▸ **Stated problem**
Sort through the entries below and pull out lines containing the word "text".

▸ **Available records**
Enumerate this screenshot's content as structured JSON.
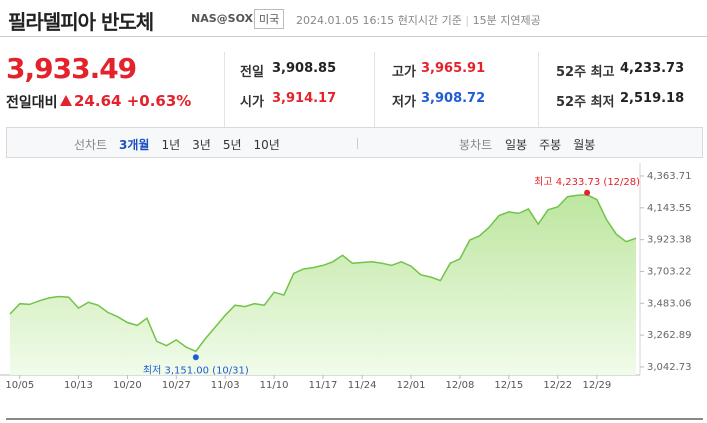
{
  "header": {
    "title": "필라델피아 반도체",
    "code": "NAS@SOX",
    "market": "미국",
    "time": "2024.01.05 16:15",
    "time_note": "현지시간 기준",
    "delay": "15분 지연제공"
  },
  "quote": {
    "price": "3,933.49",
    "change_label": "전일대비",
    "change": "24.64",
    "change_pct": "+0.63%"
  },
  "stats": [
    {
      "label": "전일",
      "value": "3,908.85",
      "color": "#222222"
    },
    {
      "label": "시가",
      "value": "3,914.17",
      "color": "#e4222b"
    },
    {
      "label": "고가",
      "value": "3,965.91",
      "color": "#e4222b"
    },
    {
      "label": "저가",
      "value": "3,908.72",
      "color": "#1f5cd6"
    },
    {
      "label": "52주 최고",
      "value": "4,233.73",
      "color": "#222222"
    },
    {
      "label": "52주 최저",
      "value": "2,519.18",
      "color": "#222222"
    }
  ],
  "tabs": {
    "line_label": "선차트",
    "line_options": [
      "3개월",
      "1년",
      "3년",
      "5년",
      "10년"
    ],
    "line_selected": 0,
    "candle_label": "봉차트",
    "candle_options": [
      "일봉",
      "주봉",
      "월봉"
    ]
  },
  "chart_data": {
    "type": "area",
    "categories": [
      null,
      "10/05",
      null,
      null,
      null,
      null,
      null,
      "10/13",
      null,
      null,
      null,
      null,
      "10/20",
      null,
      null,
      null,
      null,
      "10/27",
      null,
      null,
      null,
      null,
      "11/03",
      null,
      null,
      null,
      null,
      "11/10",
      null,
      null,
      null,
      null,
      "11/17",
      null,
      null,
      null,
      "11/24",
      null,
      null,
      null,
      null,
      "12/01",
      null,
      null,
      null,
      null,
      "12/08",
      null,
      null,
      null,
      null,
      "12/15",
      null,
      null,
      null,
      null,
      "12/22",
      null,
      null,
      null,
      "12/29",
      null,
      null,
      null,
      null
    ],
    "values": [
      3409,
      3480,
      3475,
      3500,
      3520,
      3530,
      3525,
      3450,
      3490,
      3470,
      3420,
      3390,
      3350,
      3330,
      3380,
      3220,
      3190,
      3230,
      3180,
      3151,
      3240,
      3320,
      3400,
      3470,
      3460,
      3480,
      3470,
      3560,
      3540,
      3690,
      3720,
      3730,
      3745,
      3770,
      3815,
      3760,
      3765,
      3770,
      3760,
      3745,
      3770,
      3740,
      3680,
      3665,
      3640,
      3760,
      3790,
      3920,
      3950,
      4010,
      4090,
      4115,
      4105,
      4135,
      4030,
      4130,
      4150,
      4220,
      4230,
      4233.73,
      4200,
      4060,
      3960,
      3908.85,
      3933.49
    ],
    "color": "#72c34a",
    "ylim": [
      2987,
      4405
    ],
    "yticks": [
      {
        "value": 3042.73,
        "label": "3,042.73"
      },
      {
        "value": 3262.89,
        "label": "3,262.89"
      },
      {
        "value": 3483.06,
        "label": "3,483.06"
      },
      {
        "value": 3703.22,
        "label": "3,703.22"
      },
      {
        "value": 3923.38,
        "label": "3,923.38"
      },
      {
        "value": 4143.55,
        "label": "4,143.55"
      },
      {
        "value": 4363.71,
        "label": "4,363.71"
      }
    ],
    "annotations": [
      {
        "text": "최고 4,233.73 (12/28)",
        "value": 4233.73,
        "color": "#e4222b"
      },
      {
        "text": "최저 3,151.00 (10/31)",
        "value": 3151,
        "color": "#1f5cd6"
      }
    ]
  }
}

▸ **Solved problem**
        "text": "최고 4,233.73 (12/28)",
        "text": "최저 3,151.00 (10/31)",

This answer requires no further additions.